#### EXERCISE DATA
* * * * * * * * *

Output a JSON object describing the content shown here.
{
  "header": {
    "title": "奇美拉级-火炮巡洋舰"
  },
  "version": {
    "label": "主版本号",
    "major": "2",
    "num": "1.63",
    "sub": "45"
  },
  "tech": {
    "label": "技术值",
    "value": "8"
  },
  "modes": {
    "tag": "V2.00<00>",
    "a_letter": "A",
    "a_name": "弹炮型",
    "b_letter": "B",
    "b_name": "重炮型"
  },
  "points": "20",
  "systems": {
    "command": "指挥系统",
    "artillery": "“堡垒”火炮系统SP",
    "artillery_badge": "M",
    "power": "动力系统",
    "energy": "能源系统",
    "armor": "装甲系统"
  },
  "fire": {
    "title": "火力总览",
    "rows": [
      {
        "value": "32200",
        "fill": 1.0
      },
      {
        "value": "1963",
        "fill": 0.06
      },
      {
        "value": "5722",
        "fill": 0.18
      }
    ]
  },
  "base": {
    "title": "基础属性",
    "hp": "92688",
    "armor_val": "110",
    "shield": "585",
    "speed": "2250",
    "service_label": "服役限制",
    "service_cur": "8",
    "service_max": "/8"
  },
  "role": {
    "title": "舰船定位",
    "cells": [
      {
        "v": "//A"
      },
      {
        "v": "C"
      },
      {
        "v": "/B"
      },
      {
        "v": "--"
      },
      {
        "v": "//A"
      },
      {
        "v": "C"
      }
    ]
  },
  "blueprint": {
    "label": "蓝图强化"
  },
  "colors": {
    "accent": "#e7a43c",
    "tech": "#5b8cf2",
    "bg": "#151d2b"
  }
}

* * * * * * * * *

Within the entries above, work out how many lines contain the word "value". The number alone is the answer.

#### COMPLETE ANSWER
4